WHAT YOU ARE ASKED TO DO. Find each line with the string "timestamp" and report it.
-- START TASK DATA --
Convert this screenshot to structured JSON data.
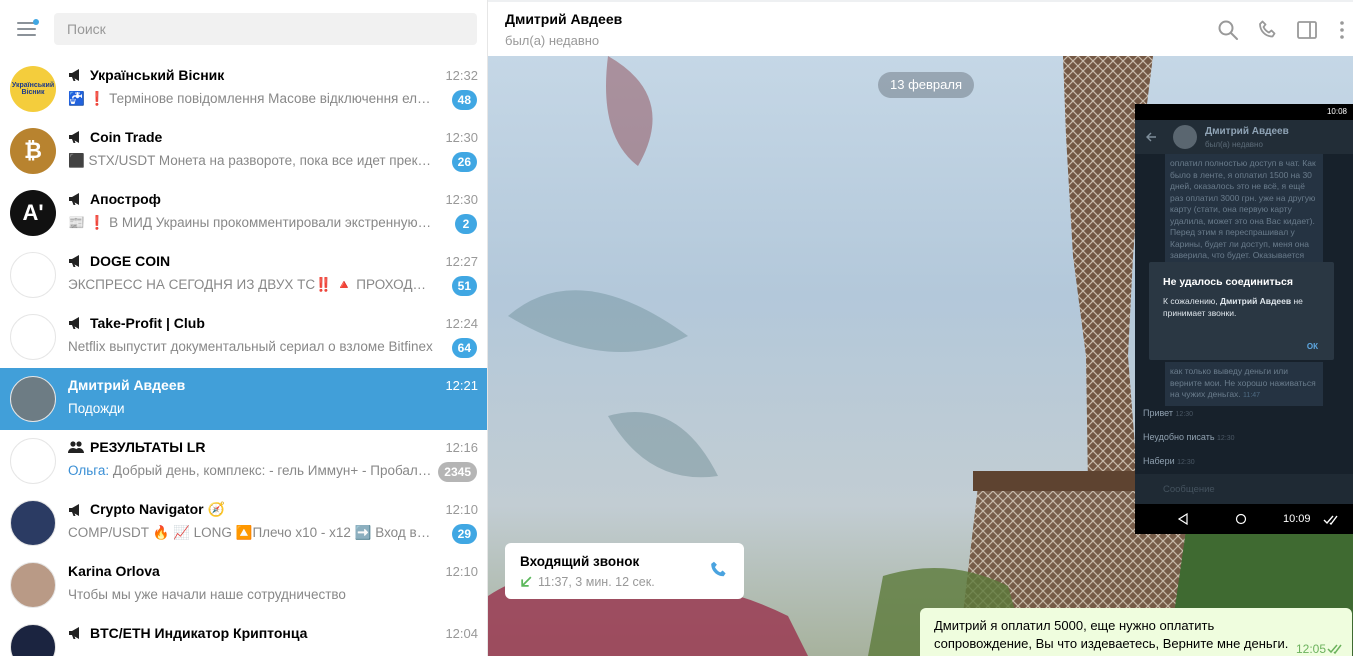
{
  "search": {
    "placeholder": "Поиск"
  },
  "chats": [
    {
      "title": "Український Вісник",
      "kind": "channel",
      "time": "12:32",
      "preview": "🚰 ❗ Термінове повідомлення   Масове відключення електроенергії",
      "badge": "48",
      "muted": false,
      "avatar_text": "Український Вісник",
      "avatar_color": "#f4cd3c"
    },
    {
      "title": "Coin Trade",
      "kind": "channel",
      "time": "12:30",
      "preview": "⬛ STX/USDT  Монета на развороте, пока все идет прекрасно",
      "badge": "26",
      "muted": false,
      "avatar_text": "₿",
      "avatar_color": "#b8832f"
    },
    {
      "title": "Апостроф",
      "kind": "channel",
      "time": "12:30",
      "preview": "📰 ❗ В МИД Украины прокомментировали экстренную помощь",
      "badge": "2",
      "muted": false,
      "avatar_text": "A'",
      "avatar_color": "#111111"
    },
    {
      "title": "DOGE COIN",
      "kind": "channel",
      "time": "12:27",
      "preview": "ЭКСПРЕСС НА СЕГОДНЯ ИЗ ДВУХ ТС‼️  🔺 ПРОХОДИМОСТЬ",
      "badge": "51",
      "muted": false,
      "avatar_text": "",
      "avatar_color": "#ffffff"
    },
    {
      "title": "Take-Profit | Club",
      "kind": "channel",
      "time": "12:24",
      "preview": "Netflix выпустит документальный сериал о взломе Bitfinex",
      "badge": "64",
      "muted": false,
      "avatar_text": "",
      "avatar_color": "#ffffff"
    },
    {
      "title": "Дмитрий Авдеев",
      "kind": "user",
      "time": "12:21",
      "preview": "Подожди",
      "badge": "",
      "muted": false,
      "avatar_text": "",
      "avatar_color": "#6d7c84"
    },
    {
      "title": "РЕЗУЛЬТАТЫ LR",
      "kind": "group",
      "time": "12:16",
      "sender": "Ольга:",
      "preview": " Добрый день, комплекс:  - гель Иммун+ - Пробалансер",
      "badge": "2345",
      "muted": true,
      "avatar_text": "",
      "avatar_color": "#ffffff"
    },
    {
      "title": "Crypto Navigator 🧭",
      "kind": "channel",
      "time": "12:10",
      "preview": "COMP/USDT 🔥  📈 LONG  🔼Плечо x10 - x12  ➡️ Вход в рамках",
      "badge": "29",
      "muted": false,
      "avatar_text": "",
      "avatar_color": "#2b3b63"
    },
    {
      "title": "Karina Orlova",
      "kind": "user",
      "time": "12:10",
      "preview": "Чтобы мы уже начали наше сотрудничество",
      "badge": "",
      "muted": false,
      "avatar_text": "",
      "avatar_color": "#b99a86"
    },
    {
      "title": "BTC/ETH Индикатор Криптонца",
      "kind": "channel",
      "time": "12:04",
      "preview": "",
      "badge": "",
      "muted": false,
      "avatar_text": "",
      "avatar_color": "#1b2440"
    }
  ],
  "conversation": {
    "name": "Дмитрий Авдеев",
    "status": "был(а) недавно",
    "date_chip": "13 февраля",
    "call": {
      "title": "Входящий звонок",
      "meta": "11:37, 3 мин. 12 сек."
    },
    "outgoing": {
      "text": "Дмитрий я оплатил 5000, еще нужно оплатить сопровождение, Вы что издеваетесь, Верните мне деньги.",
      "time": "12:05"
    }
  },
  "phone_screenshot": {
    "status_time": "10:08",
    "header_name": "Дмитрий Авдеев",
    "header_sub": "был(а) недавно",
    "message_top": "оплатил полностью доступ в чат. Как было в ленте, я оплатил 1500 на 30 дней, оказалось это не всё, я ещё раз оплатил 3000 грн. уже на другую карту (стати, она первую карту удалила, может это она Вас кидает). Перед этим я переспрашивал у Карины, будет ли доступ, меня она заверила, что будет. Оказывается",
    "dialog_title": "Не удалось соединиться",
    "dialog_body_prefix": "К сожалению, ",
    "dialog_body_name": "Дмитрий Авдеев",
    "dialog_body_suffix": " не принимает звонки.",
    "dialog_ok": "ОК",
    "message_bottom": "как только выведу деньги или верните мои. Не хорошо наживаться на чужих деньгах.",
    "message_bottom_time": "11:47",
    "incoming": [
      {
        "text": "Привет",
        "time": "12:30"
      },
      {
        "text": "Неудобно писать",
        "time": "12:30"
      },
      {
        "text": "Набери",
        "time": "12:30"
      }
    ],
    "input_placeholder": "Сообщение",
    "nav_time": "10:09"
  },
  "colors": {
    "accent": "#419fd9",
    "badge": "#40a7e3",
    "muted_badge": "#b5b5b5",
    "outgoing_bubble": "#effdde"
  }
}
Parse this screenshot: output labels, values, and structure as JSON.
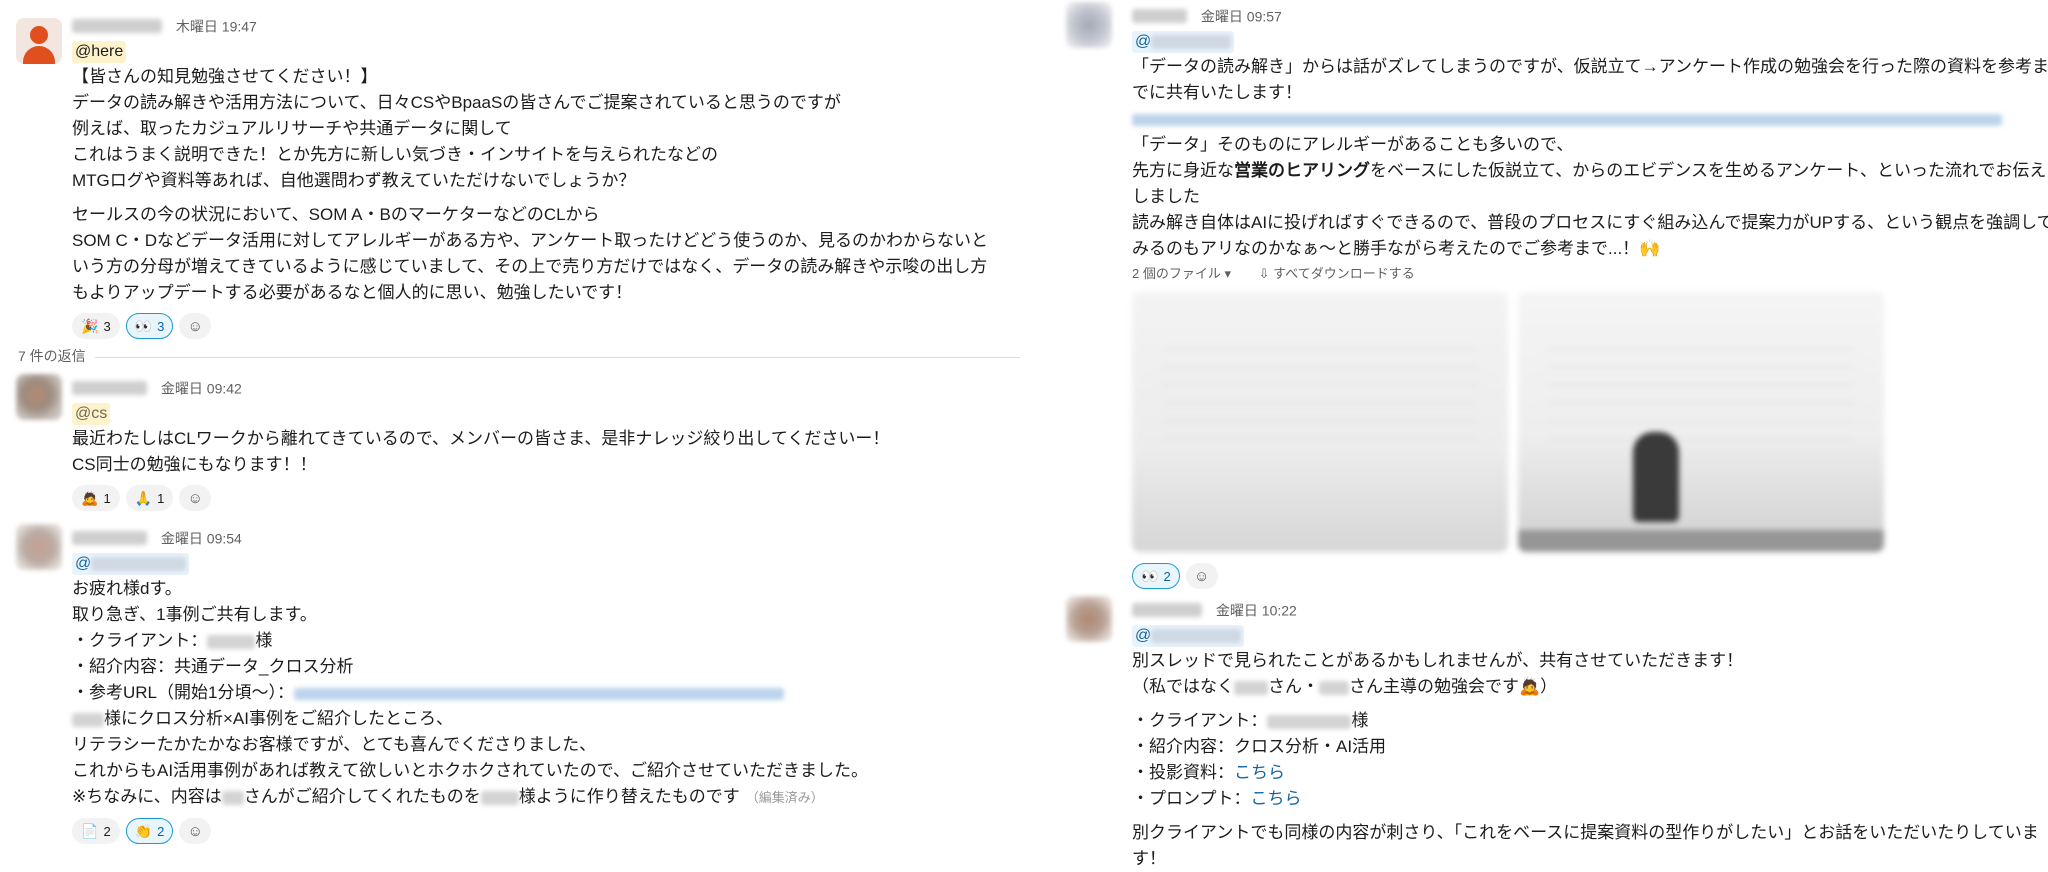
{
  "left": {
    "parent": {
      "timestamp": "木曜日 19:47",
      "mention": "@here",
      "lines": [
        "【皆さんの知見勉強させてください！】",
        "データの読み解きや活用方法について、日々CSやBpaaSの皆さんでご提案されていると思うのですが",
        "例えば、取ったカジュアルリサーチや共通データに関して",
        "これはうまく説明できた！とか先方に新しい気づき・インサイトを与えられたなどの",
        "MTGログや資料等あれば、自他選問わず教えていただけないでしょうか？"
      ],
      "lines2": [
        "セールスの今の状況において、SOM A・BのマーケターなどのCLから",
        "SOM C・Dなどデータ活用に対してアレルギーがある方や、アンケート取ったけどどう使うのか、見るのかわからないと",
        "いう方の分母が増えてきているように感じていまして、その上で売り方だけではなく、データの読み解きや示唆の出し方",
        "もよりアップデートする必要があるなと個人的に思い、勉強したいです！"
      ],
      "reactions": [
        {
          "emoji": "🎉",
          "count": "3",
          "active": false
        },
        {
          "emoji": "👀",
          "count": "3",
          "active": true
        }
      ]
    },
    "replies_label": "7 件の返信",
    "reply1": {
      "timestamp": "金曜日 09:42",
      "mention": "@cs",
      "lines": [
        "最近わたしはCLワークから離れてきているので、メンバーの皆さま、是非ナレッジ絞り出してくださいー！",
        "CS同士の勉強にもなります！！"
      ],
      "reactions": [
        {
          "emoji": "🙇",
          "count": "1",
          "active": false
        },
        {
          "emoji": "🙏",
          "count": "1",
          "active": false
        }
      ]
    },
    "reply2": {
      "timestamp": "金曜日 09:54",
      "mention": "@",
      "l1": "お疲れ様dす。",
      "l2": "取り急ぎ、1事例ご共有します。",
      "l3a": "・クライアント：",
      "l3b": "様",
      "l4": "・紹介内容：共通データ_クロス分析",
      "l5": "・参考URL（開始1分頃〜）：",
      "l6": "様にクロス分析×AI事例をご紹介したところ、",
      "l7": "リテラシーたかたかなお客様ですが、とても喜んでくださりました、",
      "l8": "これからもAI活用事例があれば教えて欲しいとホクホクされていたので、ご紹介させていただきました。",
      "l9a": "※ちなみに、内容は",
      "l9b": "さんがご紹介してくれたものを",
      "l9c": "様ように作り替えたものです",
      "edited": "（編集済み）",
      "reactions": [
        {
          "emoji": "📄",
          "count": "2",
          "active": false
        },
        {
          "emoji": "👏",
          "count": "2",
          "active": true
        }
      ]
    }
  },
  "right": {
    "reply3": {
      "timestamp": "金曜日 09:57",
      "mention": "@",
      "lines": [
        "「データの読み解き」からは話がズレてしまうのですが、仮説立て→アンケート作成の勉強会を行った際の資料を参考ま",
        "でに共有いたします！"
      ],
      "p2a": "「データ」そのものにアレルギーがあることも多いので、",
      "p2b1": "先方に身近な",
      "p2b_bold": "営業のヒアリング",
      "p2b2": "をベースにした仮説立て、からのエビデンスを生めるアンケート、といった流れでお伝え",
      "p2c": "しました",
      "p2d": "読み解き自体はAIに投げればすぐできるので、普段のプロセスにすぐ組み込んで提案力がUPする、という観点を強調して",
      "p2e": "みるのもアリなのかなぁ〜と勝手ながら考えたのでご参考まで...！",
      "files_label": "2 個のファイル",
      "download_label": "すべてダウンロードする",
      "reactions": [
        {
          "emoji": "👀",
          "count": "2",
          "active": true
        }
      ]
    },
    "reply4": {
      "timestamp": "金曜日 10:22",
      "mention": "@",
      "l1": "別スレッドで見られたことがあるかもしれませんが、共有させていただきます！",
      "l2a": "（私ではなく",
      "l2b": "さん・",
      "l2c": "さん主導の勉強会です",
      "l2d": "）",
      "l3a": "・クライアント：",
      "l3b": "様",
      "l4": "・紹介内容：クロス分析・AI活用",
      "l5a": "・投影資料：",
      "l5b": "こちら",
      "l6a": "・プロンプト：",
      "l6b": "こちら",
      "l7": "別クライアントでも同様の内容が刺さり、「これをベースに提案資料の型作りがしたい」とお話をいただいたりしていま",
      "l8": "す！"
    }
  }
}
-- END TASK DATA --
COMPLETED TASK.
      "timestamp": "木曜日 19:47",
      "timestamp": "金曜日 09:42",
      "timestamp": "金曜日 09:54",
      "timestamp": "金曜日 09:57",
      "timestamp": "金曜日 10:22",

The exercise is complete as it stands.